» Objective
Report how many lines contain the word "日割なし", with no other text.

[START OF Supplied data]

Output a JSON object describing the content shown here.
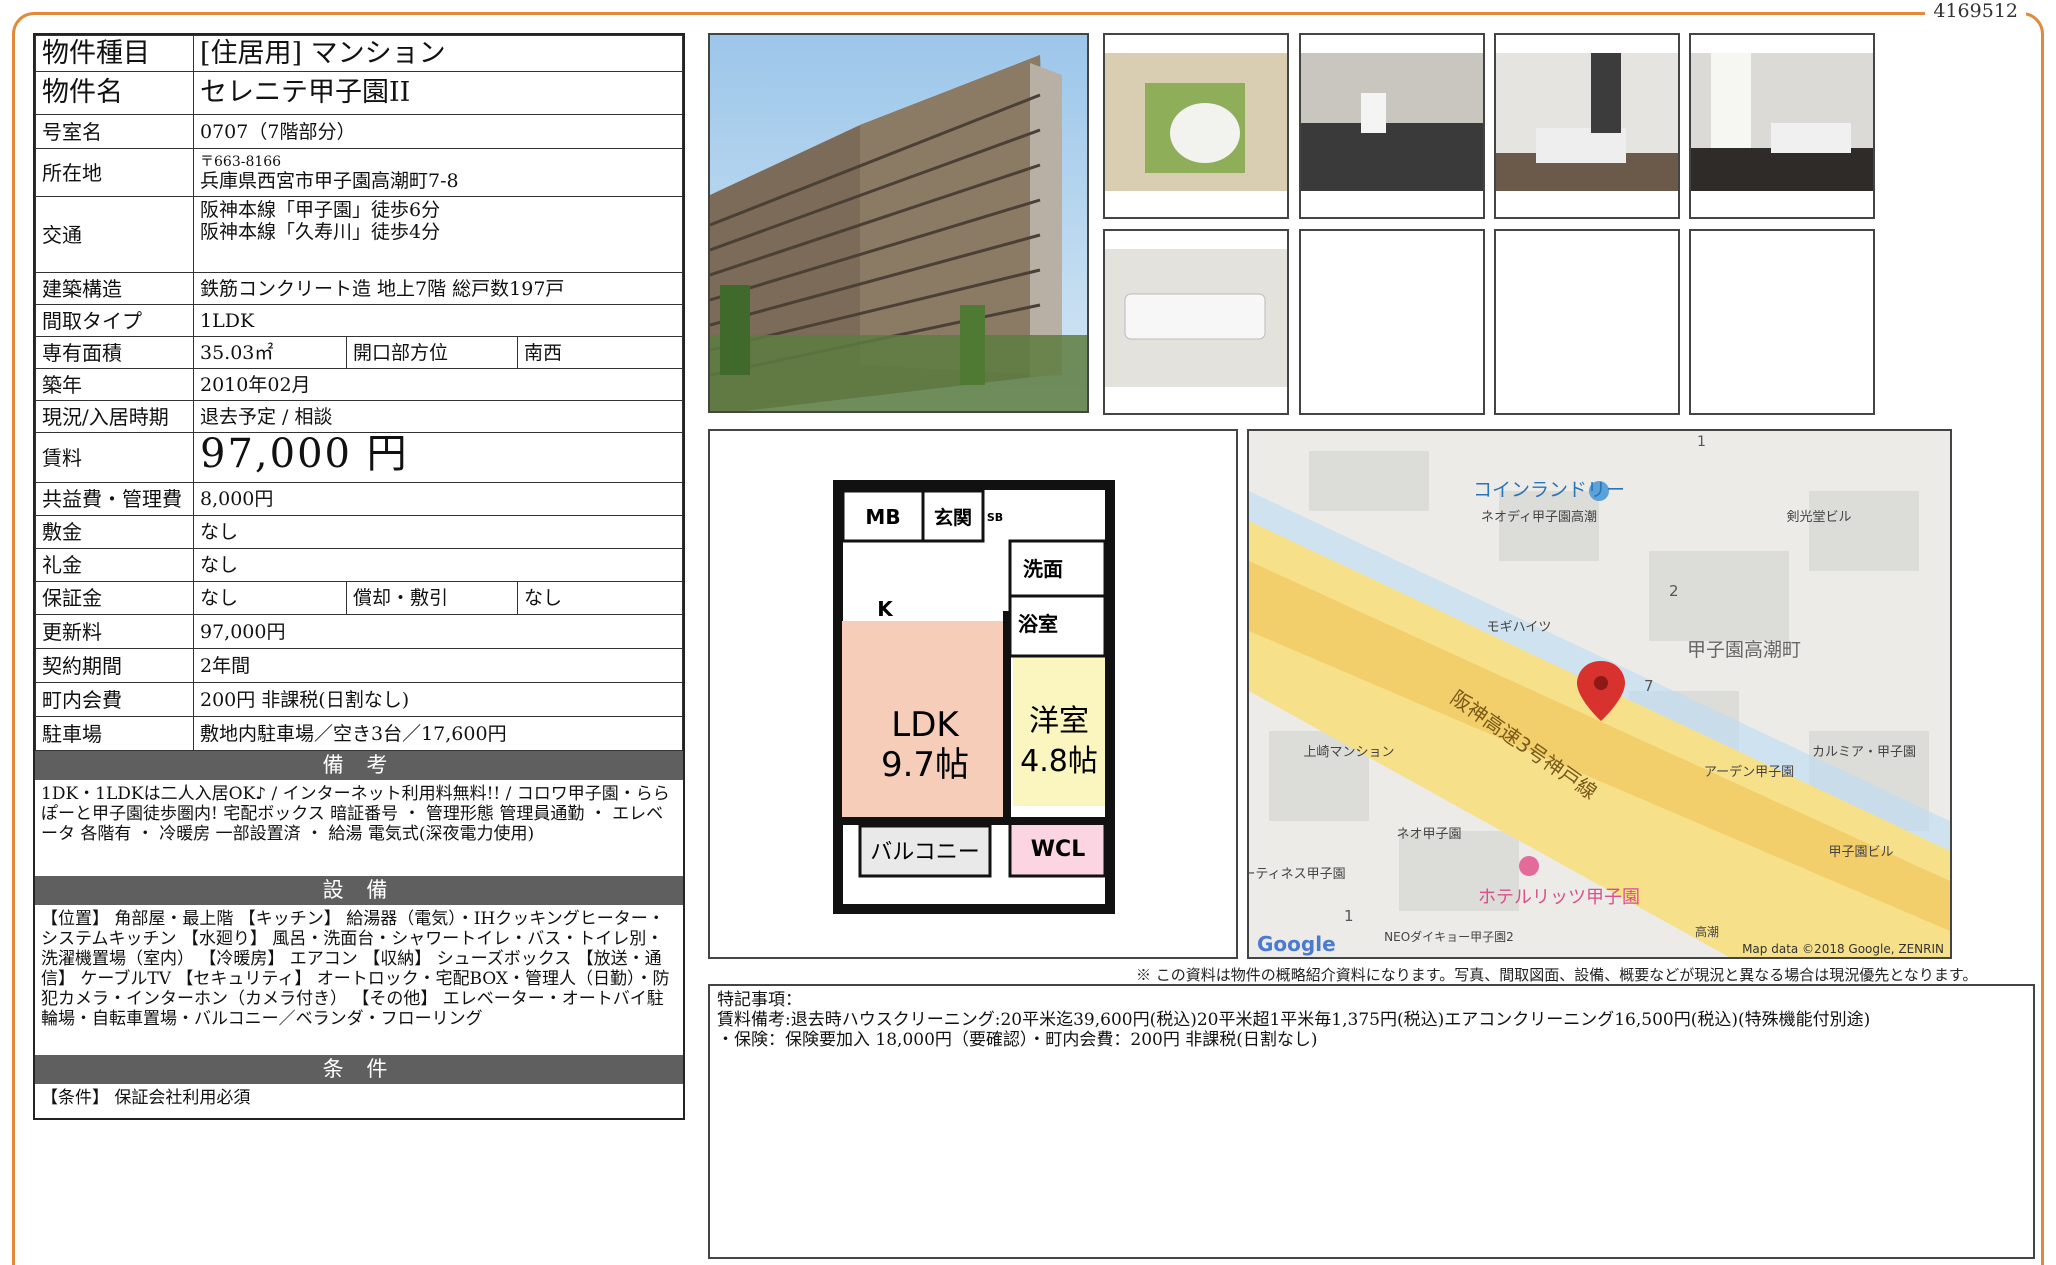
{
  "doc_id": "4169512",
  "spec": {
    "type_label": "物件種目",
    "type_value": "[住居用] マンション",
    "name_label": "物件名",
    "name_value": "セレニテ甲子園II",
    "room_label": "号室名",
    "room_value": "0707（7階部分）",
    "address_label": "所在地",
    "postal": "〒663-8166",
    "address": "兵庫県西宮市甲子園高潮町7-8",
    "transit_label": "交通",
    "transit_1": "阪神本線「甲子園」徒歩6分",
    "transit_2": "阪神本線「久寿川」徒歩4分",
    "structure_label": "建築構造",
    "structure_value": "鉄筋コンクリート造 地上7階 総戸数197戸",
    "layout_label": "間取タイプ",
    "layout_value": "1LDK",
    "area_label": "専有面積",
    "area_value": "35.03㎡",
    "direction_label": "開口部方位",
    "direction_value": "南西",
    "built_label": "築年",
    "built_value": "2010年02月",
    "status_label": "現況/入居時期",
    "status_value": "退去予定 / 相談",
    "rent_label": "賃料",
    "rent_value": "97,000 円",
    "fee_label": "共益費・管理費",
    "fee_value": "8,000円",
    "deposit_label": "敷金",
    "deposit_value": "なし",
    "key_label": "礼金",
    "key_value": "なし",
    "guarantee_label": "保証金",
    "guarantee_value": "なし",
    "amort_label": "償却・敷引",
    "amort_value": "なし",
    "renewal_label": "更新料",
    "renewal_value": "97,000円",
    "contract_label": "契約期間",
    "contract_value": "2年間",
    "town_label": "町内会費",
    "town_value": "200円 非課税(日割なし)",
    "parking_label": "駐車場",
    "parking_value": "敷地内駐車場／空き3台／17,600円"
  },
  "notes": {
    "heading": "備 考",
    "text": "1DK・1LDKは二人入居OK♪ / インターネット利用料無料!! / コロワ甲子園・ららぽーと甲子園徒歩圏内! 宅配ボックス 暗証番号 ・ 管理形態 管理員通勤 ・ エレベータ 各階有 ・ 冷暖房 一部設置済 ・ 給湯 電気式(深夜電力使用)"
  },
  "equipment": {
    "heading": "設 備",
    "text": "【位置】 角部屋・最上階 【キッチン】 給湯器（電気）・IHクッキングヒーター・システムキッチン 【水廻り】 風呂・洗面台・シャワートイレ・バス・トイレ別・洗濯機置場（室内） 【冷暖房】 エアコン 【収納】 シューズボックス 【放送・通信】 ケーブルTV 【セキュリティ】 オートロック・宅配BOX・管理人（日勤）・防犯カメラ・インターホン（カメラ付き） 【その他】 エレベーター・オートバイ駐輪場・自転車置場・バルコニー／ベランダ・フローリング"
  },
  "conditions": {
    "heading": "条 件",
    "text": "【条件】 保証会社利用必須"
  },
  "floorplan": {
    "mb": "MB",
    "genkan": "玄関",
    "sb": "SB",
    "senmen": "洗面",
    "yoku": "浴室",
    "k": "K",
    "ldk": "LDK",
    "ldk_size": "9.7帖",
    "youshitsu": "洋室",
    "youshitsu_size": "4.8帖",
    "balcony": "バルコニー",
    "wcl": "WCL"
  },
  "map": {
    "laundry": "コインランドリー",
    "neo_koshien": "ネオディ甲子園高潮",
    "kenkou": "剣光堂ビル",
    "num1": "1",
    "num2": "2",
    "num7": "7",
    "num1b": "1",
    "mogi": "モギハイツ",
    "town": "甲子園高潮町",
    "highway": "阪神高速3号神戸線",
    "kamisaki": "上崎マンション",
    "karumia": "カルミア・甲子園",
    "arden": "アーデン甲子園",
    "neo": "ネオ甲子園",
    "tinesu": "ーティネス甲子園",
    "koshien_bldg": "甲子園ビル",
    "hotel": "ホテルリッツ甲子園",
    "neodaikyo": "NEOダイキョー甲子園2",
    "takashio": "高潮",
    "google": "Google",
    "attribution": "Map data ©2018 Google, ZENRIN"
  },
  "disclaimer": "※ この資料は物件の概略紹介資料になります。写真、間取図面、設備、概要などが現況と異なる場合は現況優先となります。",
  "remarks": {
    "title": "特記事項：",
    "line1": "賃料備考:退去時ハウスクリーニング:20平米迄39,600円(税込)20平米超1平米毎1,375円(税込)エアコンクリーニング16,500円(税込)(特殊機能付別途)",
    "line2": "・保険：保険要加入 18,000円（要確認）・町内会費：200円 非課税(日割なし)"
  }
}
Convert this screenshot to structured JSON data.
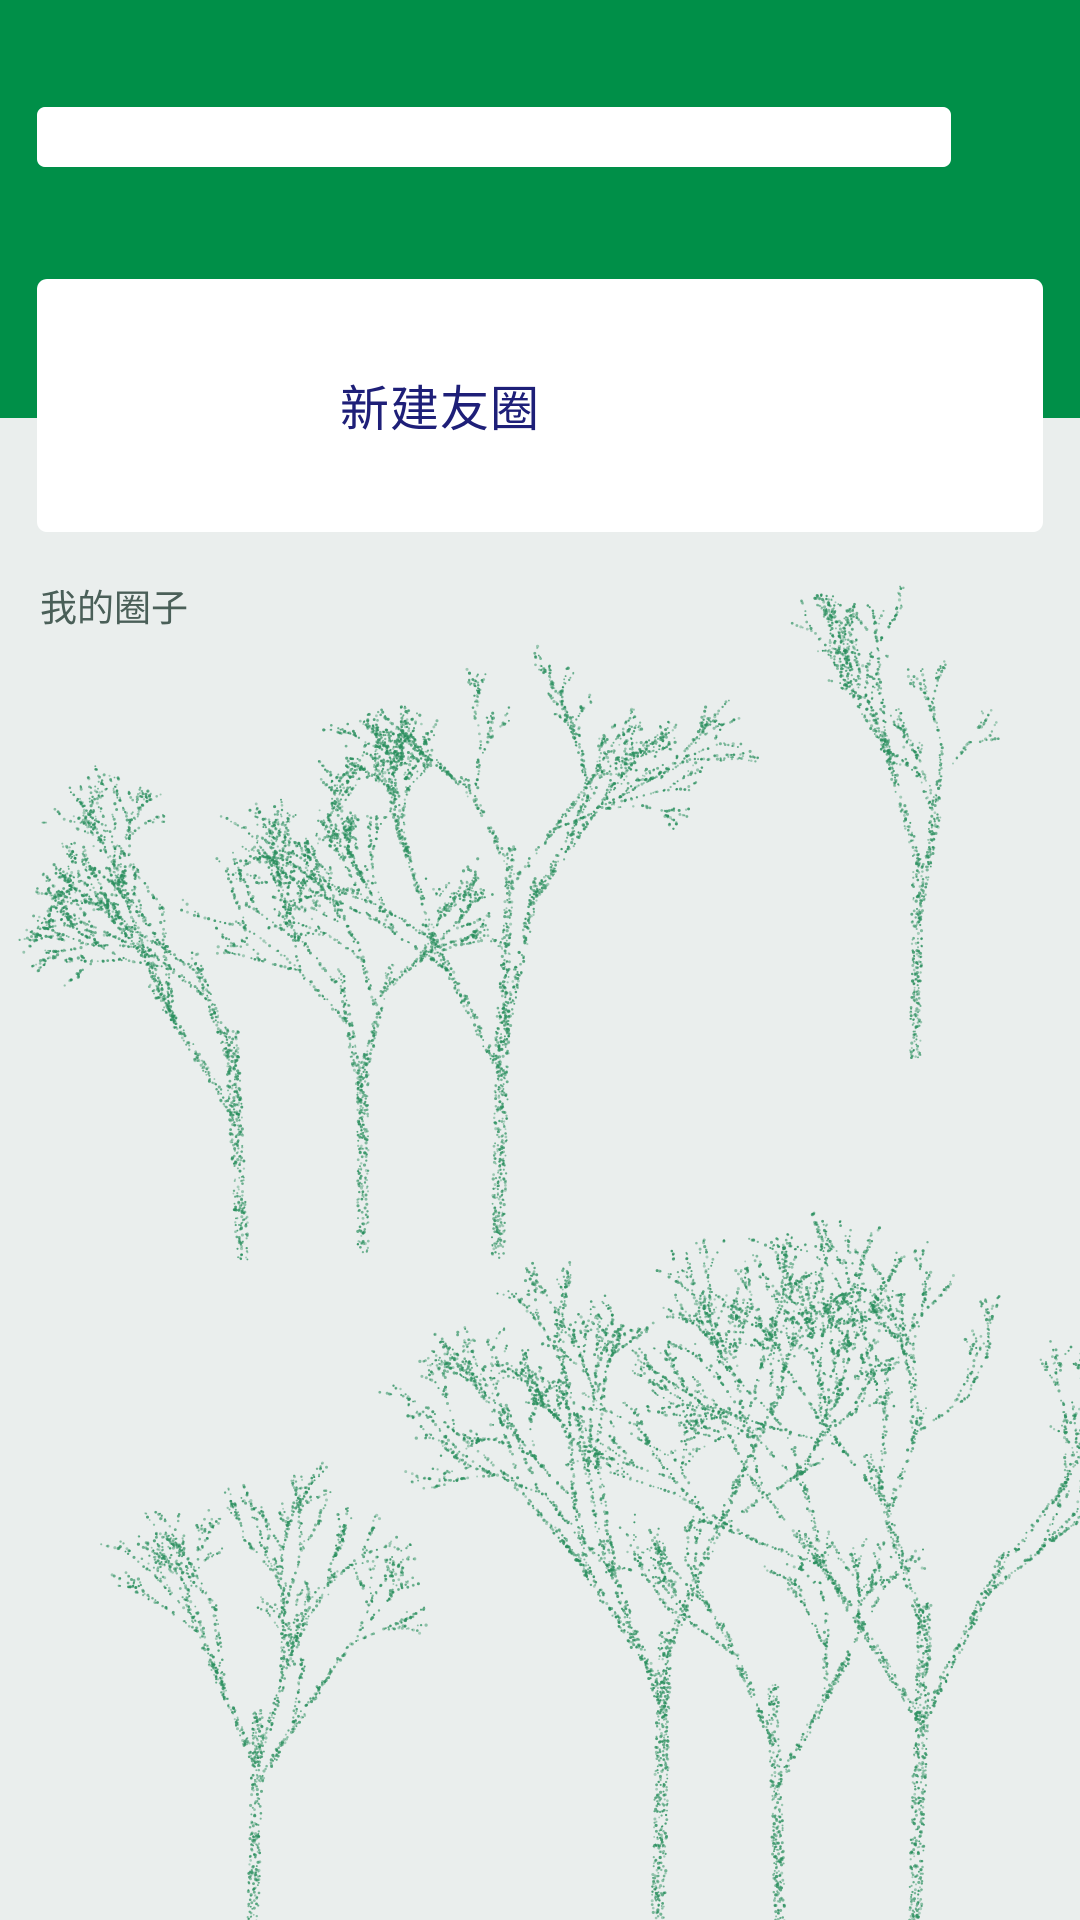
{
  "colors": {
    "header_green": "#008f48",
    "page_background": "#eaeeed",
    "new_circle_text": "#1e1f78",
    "section_title_text": "#4a5f58",
    "tree_dots": "#2a8f5e"
  },
  "search": {
    "value": "",
    "placeholder": ""
  },
  "new_circle": {
    "label": "新建友圈"
  },
  "my_circles": {
    "title": "我的圈子"
  },
  "background": {
    "icon": "tree-forest-illustration"
  }
}
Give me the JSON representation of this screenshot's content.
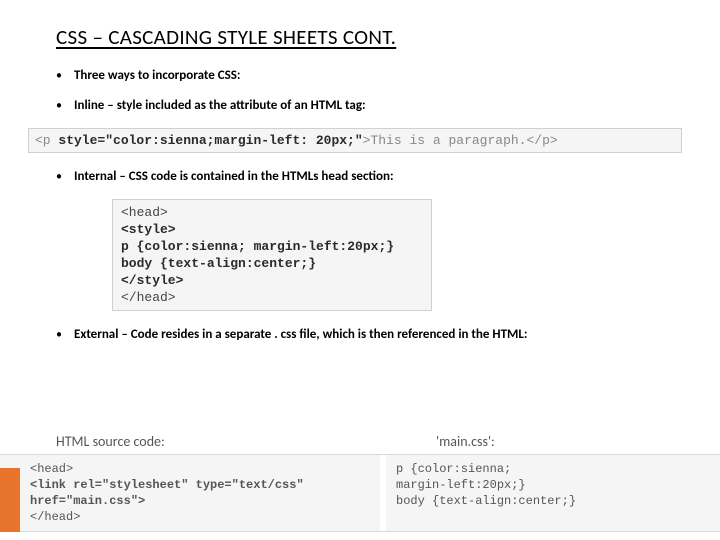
{
  "title": "CSS – CASCADING STYLE SHEETS CONT.",
  "bullets": {
    "intro": "Three ways to incorporate CSS:",
    "inline_label": "Inline",
    "inline_rest": " – style included as the attribute of an HTML tag:",
    "internal_label": "Internal",
    "internal_rest": " – CSS code is contained in the HTMLs head section:",
    "external_label": "External",
    "external_rest": " – Code resides in a separate . css file, which is then referenced in the HTML:"
  },
  "code": {
    "inline_open": "<p ",
    "inline_attr": "style=\"color:sienna;margin-left: 20px;\"",
    "inline_close": ">This is a paragraph.</p>",
    "internal_l1": "<head>",
    "internal_l2": "<style>",
    "internal_l3": "p {color:sienna; margin-left:20px;}",
    "internal_l4": "body {text-align:center;}",
    "internal_l5": "</style>",
    "internal_l6": "</head>",
    "ext_label_left": "HTML source code:",
    "ext_label_right": "'main.css':",
    "ext_left_l1": "<head>",
    "ext_left_l2": "<link rel=\"stylesheet\" type=\"text/css\"",
    "ext_left_l3": "href=\"main.css\">",
    "ext_left_l4": "</head>",
    "ext_right_l1": "p {color:sienna;",
    "ext_right_l2": "margin-left:20px;}",
    "ext_right_l3": "body {text-align:center;}"
  }
}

[END OF Supplied data]

» Problem solution
2